━━ Dataset records ━━

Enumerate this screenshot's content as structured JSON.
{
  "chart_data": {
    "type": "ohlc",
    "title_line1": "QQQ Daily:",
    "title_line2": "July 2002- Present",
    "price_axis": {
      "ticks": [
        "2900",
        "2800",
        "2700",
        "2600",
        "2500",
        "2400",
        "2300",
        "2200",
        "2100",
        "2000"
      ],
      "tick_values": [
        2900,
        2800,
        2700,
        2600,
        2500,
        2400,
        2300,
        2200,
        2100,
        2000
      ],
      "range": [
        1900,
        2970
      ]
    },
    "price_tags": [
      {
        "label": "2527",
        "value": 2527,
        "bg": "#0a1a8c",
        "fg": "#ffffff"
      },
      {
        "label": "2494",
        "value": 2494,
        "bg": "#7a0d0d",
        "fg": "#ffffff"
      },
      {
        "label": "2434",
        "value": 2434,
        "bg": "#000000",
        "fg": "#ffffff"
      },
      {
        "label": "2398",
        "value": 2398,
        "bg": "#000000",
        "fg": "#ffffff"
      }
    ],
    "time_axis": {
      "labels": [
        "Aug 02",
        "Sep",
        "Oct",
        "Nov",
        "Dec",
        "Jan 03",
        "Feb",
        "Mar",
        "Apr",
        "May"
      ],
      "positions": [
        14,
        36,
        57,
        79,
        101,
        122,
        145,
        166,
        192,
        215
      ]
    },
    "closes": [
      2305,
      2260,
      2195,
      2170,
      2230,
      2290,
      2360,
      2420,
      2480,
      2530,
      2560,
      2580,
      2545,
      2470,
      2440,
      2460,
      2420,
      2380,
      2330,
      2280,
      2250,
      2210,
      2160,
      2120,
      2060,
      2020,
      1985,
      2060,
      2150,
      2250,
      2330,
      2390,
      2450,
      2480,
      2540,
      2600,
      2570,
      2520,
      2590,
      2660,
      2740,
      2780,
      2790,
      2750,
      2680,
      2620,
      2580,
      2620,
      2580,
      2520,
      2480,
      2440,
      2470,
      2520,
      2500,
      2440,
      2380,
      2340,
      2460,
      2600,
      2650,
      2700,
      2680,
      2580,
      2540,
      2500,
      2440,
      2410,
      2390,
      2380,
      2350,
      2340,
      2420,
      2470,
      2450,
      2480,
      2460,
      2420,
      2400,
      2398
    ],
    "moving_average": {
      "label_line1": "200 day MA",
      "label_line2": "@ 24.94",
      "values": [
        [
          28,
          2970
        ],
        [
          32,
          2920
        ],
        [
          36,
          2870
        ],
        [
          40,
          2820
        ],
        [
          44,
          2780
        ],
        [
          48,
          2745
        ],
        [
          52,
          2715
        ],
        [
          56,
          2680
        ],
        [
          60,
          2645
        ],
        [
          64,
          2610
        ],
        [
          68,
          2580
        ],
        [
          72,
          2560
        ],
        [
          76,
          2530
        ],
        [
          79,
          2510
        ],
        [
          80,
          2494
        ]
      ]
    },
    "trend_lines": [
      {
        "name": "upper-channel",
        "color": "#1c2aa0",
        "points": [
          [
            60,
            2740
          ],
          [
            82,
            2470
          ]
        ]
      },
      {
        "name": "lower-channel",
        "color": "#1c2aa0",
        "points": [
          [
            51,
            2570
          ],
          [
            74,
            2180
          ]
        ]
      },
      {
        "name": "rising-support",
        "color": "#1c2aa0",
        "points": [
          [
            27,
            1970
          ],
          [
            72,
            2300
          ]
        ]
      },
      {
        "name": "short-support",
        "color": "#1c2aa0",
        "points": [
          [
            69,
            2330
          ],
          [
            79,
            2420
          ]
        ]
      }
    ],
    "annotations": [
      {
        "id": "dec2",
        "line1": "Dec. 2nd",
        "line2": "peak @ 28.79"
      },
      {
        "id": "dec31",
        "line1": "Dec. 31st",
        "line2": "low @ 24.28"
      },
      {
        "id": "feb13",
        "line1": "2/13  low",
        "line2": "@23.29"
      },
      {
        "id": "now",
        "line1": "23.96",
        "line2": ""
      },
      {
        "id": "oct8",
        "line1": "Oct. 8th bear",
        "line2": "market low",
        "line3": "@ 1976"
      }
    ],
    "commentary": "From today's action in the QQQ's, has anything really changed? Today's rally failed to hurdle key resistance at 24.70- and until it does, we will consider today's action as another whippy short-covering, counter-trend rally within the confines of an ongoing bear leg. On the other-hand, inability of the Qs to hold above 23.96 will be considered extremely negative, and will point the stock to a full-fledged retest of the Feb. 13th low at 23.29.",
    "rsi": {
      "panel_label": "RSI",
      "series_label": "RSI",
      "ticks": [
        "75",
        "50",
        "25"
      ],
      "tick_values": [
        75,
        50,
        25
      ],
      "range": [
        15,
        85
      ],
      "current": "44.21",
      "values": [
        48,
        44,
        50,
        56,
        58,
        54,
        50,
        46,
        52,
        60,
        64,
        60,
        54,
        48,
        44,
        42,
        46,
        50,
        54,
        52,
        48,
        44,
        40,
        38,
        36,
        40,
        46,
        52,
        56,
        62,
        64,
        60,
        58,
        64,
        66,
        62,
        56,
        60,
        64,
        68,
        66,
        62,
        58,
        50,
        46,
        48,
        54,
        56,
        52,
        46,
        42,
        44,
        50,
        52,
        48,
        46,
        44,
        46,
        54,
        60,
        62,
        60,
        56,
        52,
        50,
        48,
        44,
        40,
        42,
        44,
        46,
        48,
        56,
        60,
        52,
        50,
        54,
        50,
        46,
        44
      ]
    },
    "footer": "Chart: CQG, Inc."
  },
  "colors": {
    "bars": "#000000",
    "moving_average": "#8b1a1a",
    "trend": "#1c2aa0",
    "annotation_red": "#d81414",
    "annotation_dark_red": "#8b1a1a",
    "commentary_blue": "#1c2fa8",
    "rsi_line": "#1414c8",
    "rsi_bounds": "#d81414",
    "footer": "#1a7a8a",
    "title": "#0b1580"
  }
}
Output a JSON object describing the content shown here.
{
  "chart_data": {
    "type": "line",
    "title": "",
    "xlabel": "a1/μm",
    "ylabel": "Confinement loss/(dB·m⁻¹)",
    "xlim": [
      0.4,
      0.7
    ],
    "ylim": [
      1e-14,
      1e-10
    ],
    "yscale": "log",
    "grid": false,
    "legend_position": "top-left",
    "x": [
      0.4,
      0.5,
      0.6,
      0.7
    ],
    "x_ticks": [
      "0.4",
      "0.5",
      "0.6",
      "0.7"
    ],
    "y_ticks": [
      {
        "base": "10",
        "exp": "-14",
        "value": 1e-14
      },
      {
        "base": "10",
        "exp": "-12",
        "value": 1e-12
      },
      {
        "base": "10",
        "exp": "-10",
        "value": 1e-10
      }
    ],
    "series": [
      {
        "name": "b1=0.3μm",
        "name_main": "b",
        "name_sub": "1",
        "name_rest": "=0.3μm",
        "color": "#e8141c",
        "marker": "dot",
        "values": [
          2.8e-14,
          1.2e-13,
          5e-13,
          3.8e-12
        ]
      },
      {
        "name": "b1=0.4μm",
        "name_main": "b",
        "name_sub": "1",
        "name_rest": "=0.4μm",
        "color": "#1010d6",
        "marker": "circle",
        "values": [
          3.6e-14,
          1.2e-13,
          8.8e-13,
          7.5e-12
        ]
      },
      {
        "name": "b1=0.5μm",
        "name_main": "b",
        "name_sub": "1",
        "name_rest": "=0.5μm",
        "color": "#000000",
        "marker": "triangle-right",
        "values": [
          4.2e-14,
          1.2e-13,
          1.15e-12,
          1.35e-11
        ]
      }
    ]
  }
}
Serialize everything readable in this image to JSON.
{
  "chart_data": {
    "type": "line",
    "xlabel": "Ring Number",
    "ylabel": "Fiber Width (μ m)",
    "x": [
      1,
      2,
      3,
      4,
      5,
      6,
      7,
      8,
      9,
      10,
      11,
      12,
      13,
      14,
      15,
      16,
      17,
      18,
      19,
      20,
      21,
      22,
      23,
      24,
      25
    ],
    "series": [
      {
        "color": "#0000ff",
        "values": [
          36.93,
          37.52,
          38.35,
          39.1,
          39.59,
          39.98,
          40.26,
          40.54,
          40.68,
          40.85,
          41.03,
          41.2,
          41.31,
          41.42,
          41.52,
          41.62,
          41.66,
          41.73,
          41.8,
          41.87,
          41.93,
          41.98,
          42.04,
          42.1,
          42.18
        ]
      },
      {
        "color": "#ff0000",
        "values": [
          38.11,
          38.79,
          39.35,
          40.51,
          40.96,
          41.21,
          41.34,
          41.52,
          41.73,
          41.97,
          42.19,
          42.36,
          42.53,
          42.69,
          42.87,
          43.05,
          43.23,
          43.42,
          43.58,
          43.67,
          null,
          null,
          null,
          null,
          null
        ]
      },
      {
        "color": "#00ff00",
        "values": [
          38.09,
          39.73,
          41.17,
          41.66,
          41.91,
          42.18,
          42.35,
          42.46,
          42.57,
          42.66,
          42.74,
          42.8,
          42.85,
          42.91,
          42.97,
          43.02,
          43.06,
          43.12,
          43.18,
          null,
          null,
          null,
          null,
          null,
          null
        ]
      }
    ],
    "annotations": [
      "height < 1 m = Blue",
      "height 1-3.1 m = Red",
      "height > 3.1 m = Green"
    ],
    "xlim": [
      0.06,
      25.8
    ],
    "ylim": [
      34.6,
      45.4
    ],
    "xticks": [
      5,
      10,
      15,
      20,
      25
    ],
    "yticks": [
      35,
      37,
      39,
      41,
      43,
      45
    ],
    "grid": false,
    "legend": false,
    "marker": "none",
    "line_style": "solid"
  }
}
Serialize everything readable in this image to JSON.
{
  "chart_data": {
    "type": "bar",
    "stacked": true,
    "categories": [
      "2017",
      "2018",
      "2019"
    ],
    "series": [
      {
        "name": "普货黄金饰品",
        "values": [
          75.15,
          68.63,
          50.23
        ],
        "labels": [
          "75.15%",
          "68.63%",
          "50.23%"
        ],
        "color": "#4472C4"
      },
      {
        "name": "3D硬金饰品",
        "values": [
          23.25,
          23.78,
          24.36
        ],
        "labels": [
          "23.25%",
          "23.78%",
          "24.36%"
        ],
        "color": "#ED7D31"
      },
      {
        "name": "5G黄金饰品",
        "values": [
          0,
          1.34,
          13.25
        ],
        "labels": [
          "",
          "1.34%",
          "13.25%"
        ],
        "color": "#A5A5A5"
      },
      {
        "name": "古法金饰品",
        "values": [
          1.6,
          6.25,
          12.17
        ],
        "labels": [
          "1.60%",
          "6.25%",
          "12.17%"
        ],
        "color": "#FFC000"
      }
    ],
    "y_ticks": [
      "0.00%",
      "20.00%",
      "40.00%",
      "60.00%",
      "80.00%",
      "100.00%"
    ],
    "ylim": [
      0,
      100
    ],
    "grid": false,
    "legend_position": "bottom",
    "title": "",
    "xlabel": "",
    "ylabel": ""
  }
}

━━━

**Goal:** Locate the word "content" in the records above, and return each line that has it.

**Exercise answer:**
Enumerate this screenshot's content as structured JSON.
Output a JSON object describing the content shown here.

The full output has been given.